* **Given problem**
Reading down the listing below, count the lines where the word "Chinese" shows up, then give only that count.

Start of Extracted data

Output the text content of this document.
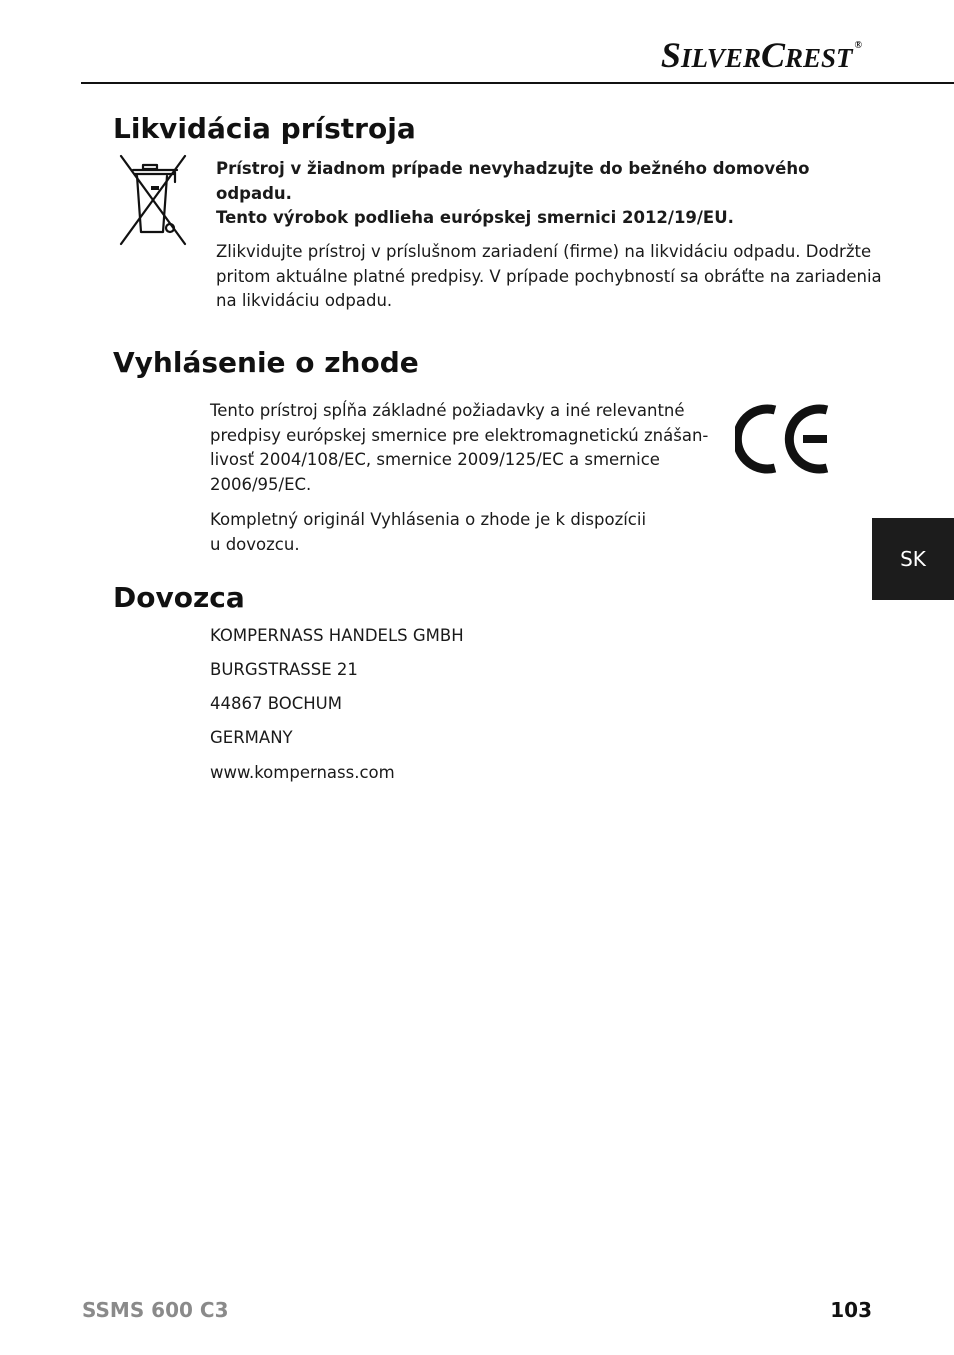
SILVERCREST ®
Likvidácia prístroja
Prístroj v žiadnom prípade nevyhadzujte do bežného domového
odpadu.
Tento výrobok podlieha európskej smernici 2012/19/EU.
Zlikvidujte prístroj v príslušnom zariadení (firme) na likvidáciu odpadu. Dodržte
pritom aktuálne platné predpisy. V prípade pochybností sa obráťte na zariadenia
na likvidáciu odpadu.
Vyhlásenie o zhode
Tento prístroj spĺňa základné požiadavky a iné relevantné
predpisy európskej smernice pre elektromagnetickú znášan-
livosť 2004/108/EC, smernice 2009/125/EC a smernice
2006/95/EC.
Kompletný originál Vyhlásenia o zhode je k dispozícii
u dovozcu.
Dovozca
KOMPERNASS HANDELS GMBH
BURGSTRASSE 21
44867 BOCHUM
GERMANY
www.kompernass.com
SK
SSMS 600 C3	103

End of Extracted data
Start of Extracted data

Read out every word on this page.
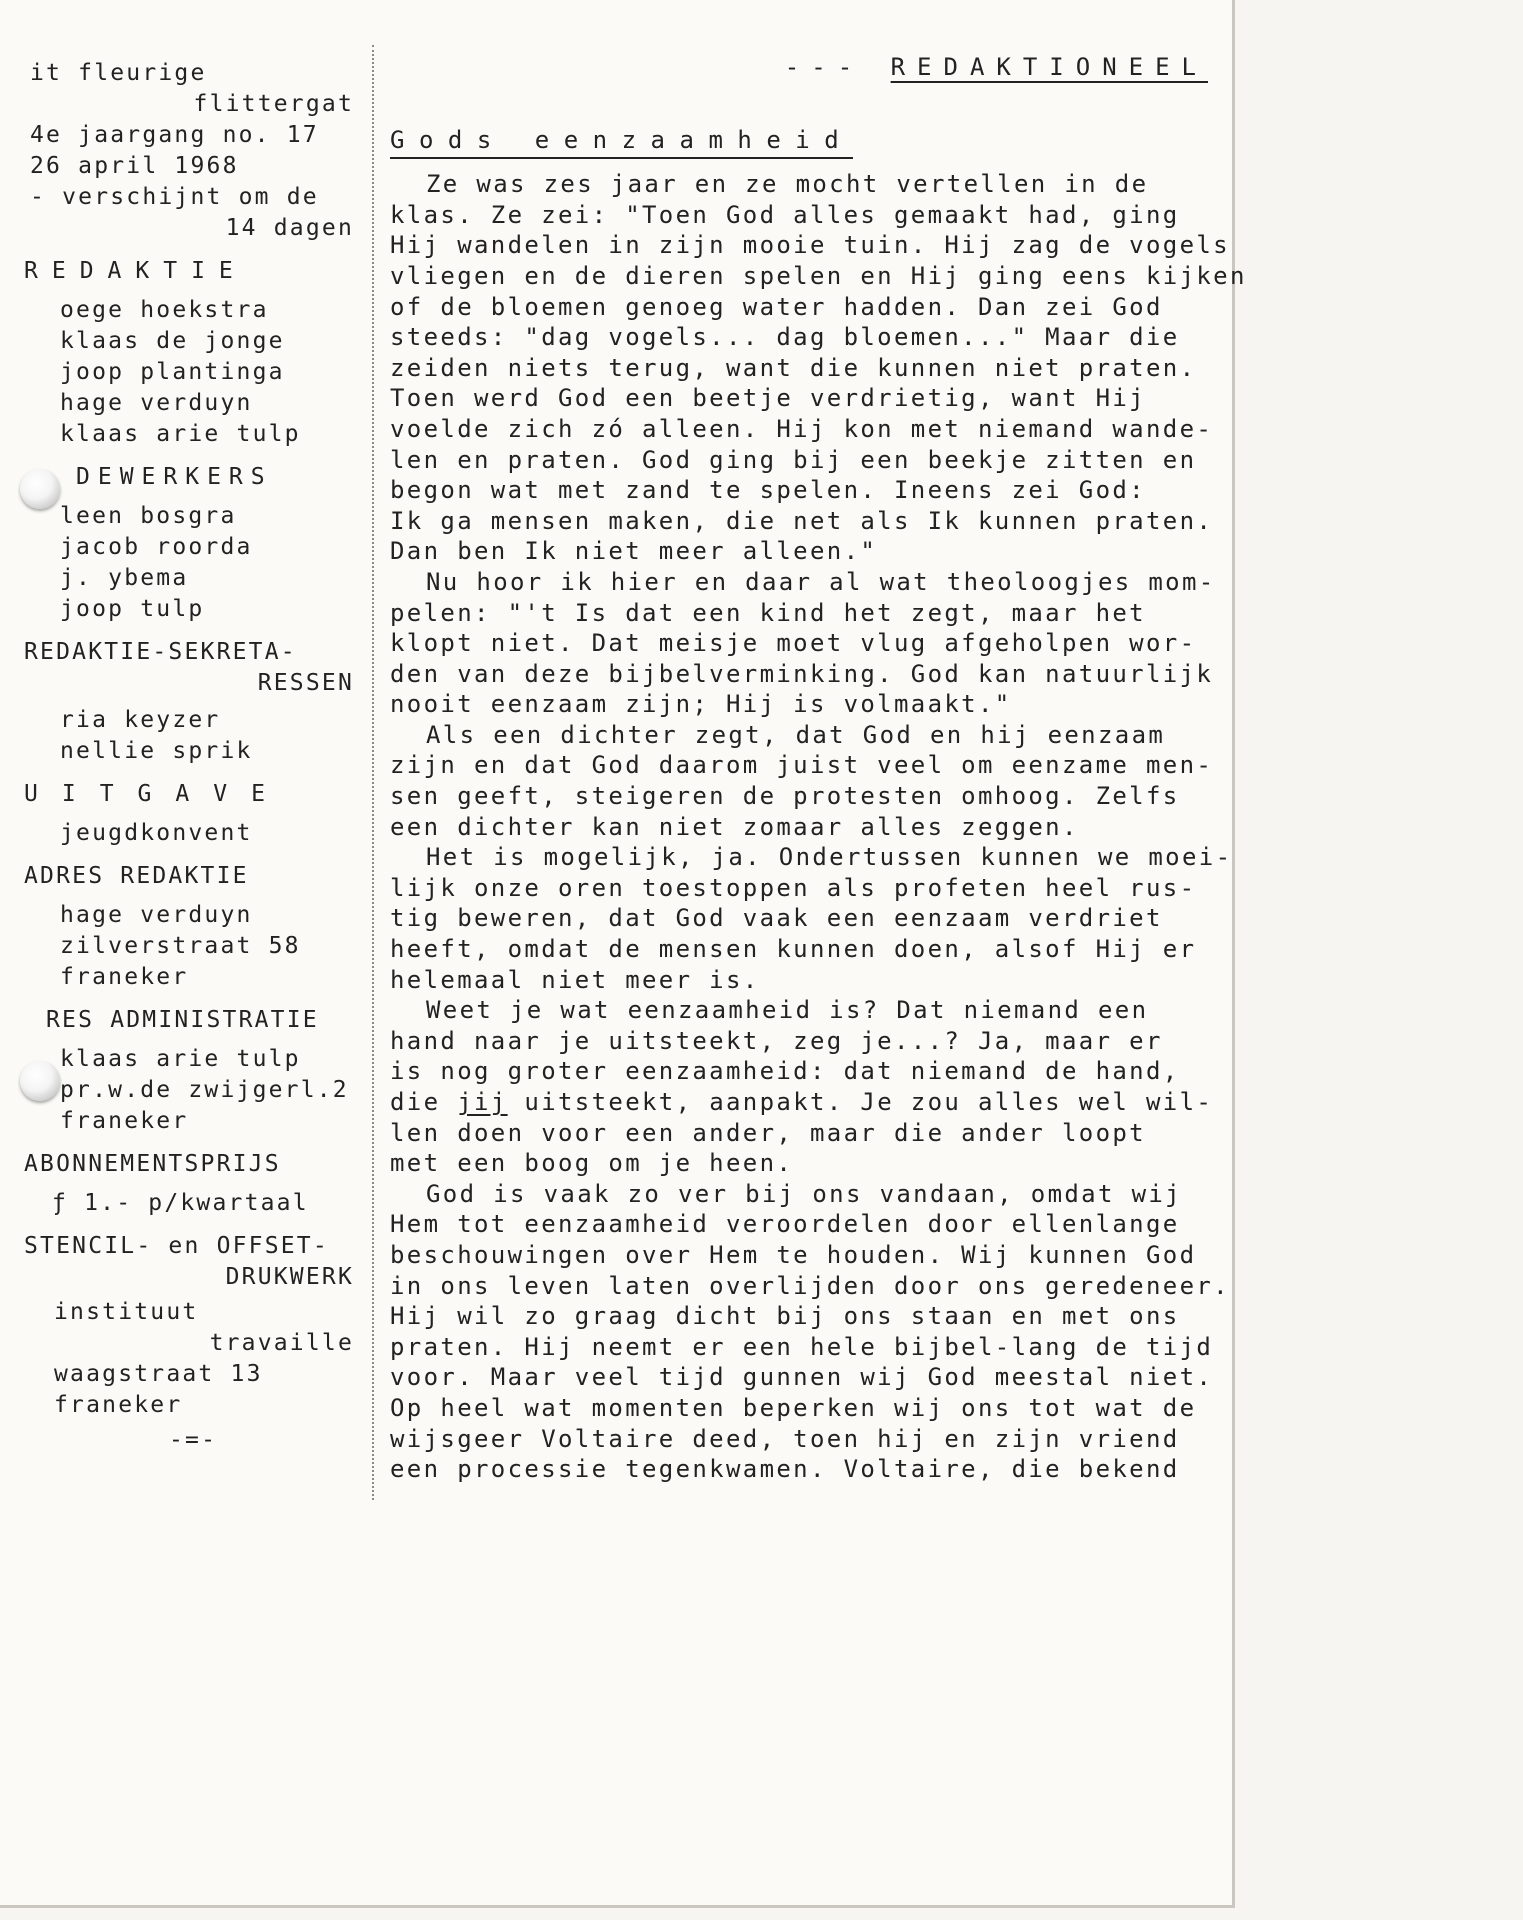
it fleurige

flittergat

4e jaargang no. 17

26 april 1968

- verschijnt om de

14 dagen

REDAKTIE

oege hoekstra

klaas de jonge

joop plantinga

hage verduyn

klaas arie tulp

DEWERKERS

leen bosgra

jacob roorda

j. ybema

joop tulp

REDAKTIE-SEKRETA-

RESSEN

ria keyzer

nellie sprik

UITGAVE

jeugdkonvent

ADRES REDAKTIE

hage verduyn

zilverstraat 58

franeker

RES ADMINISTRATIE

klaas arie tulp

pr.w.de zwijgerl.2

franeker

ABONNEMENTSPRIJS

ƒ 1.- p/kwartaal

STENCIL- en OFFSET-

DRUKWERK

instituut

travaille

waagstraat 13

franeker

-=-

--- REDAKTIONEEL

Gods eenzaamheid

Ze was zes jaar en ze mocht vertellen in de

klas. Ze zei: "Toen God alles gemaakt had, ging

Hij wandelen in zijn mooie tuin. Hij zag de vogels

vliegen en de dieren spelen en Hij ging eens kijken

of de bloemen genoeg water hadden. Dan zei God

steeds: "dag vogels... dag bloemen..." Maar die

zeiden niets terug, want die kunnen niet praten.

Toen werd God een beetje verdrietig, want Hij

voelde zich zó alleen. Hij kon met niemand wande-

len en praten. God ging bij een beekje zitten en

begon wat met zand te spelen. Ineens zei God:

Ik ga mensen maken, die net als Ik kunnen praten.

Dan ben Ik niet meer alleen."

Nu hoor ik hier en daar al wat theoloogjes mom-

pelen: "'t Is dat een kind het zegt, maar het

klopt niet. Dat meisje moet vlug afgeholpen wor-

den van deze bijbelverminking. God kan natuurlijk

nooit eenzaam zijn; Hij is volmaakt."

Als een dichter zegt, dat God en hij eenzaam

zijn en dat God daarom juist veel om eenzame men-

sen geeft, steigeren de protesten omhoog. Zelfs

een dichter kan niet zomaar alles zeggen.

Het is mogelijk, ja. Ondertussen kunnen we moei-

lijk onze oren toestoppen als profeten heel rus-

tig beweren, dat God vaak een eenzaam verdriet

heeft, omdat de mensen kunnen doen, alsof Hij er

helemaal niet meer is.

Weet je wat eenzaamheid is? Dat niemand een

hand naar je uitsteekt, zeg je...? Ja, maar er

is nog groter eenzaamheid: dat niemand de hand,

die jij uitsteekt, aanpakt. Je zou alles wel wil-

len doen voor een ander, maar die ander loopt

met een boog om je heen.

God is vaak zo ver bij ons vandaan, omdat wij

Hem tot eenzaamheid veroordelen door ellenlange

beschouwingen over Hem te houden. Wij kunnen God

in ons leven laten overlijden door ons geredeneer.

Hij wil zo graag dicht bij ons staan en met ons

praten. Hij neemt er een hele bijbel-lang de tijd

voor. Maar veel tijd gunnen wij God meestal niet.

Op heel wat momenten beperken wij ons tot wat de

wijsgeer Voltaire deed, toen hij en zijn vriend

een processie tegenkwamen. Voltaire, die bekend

End of Extracted data
Start of Extracted data

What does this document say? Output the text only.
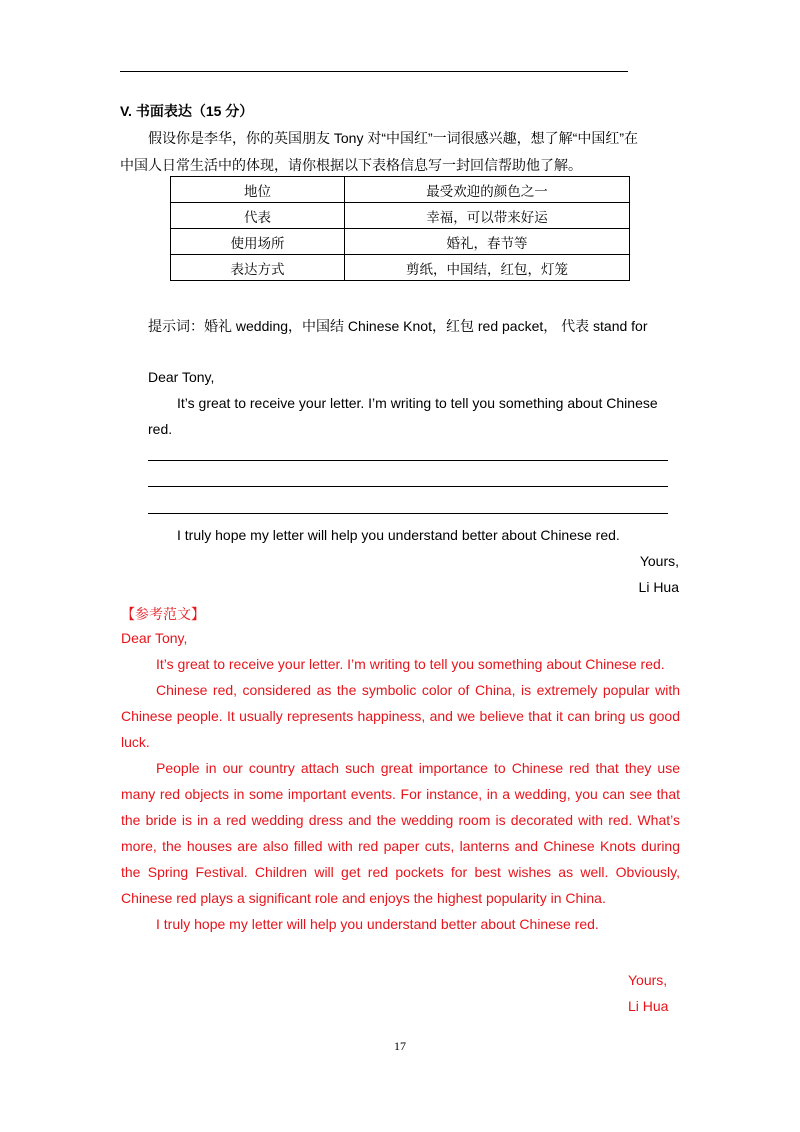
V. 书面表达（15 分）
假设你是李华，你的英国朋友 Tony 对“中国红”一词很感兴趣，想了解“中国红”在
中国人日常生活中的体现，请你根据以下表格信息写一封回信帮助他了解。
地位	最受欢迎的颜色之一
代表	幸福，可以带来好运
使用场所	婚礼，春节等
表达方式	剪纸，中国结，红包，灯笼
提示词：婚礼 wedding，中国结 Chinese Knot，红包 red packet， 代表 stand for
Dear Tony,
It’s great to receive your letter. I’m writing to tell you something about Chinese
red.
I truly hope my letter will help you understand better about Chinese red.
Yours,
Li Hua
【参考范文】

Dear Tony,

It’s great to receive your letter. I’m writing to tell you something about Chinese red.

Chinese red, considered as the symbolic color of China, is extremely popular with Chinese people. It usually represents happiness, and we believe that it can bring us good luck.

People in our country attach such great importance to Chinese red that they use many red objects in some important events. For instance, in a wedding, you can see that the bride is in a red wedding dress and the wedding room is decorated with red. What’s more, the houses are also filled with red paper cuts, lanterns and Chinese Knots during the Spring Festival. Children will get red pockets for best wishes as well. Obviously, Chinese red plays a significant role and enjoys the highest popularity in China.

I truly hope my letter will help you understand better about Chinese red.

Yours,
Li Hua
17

End of Extracted data

* **Solution for this exercise**
7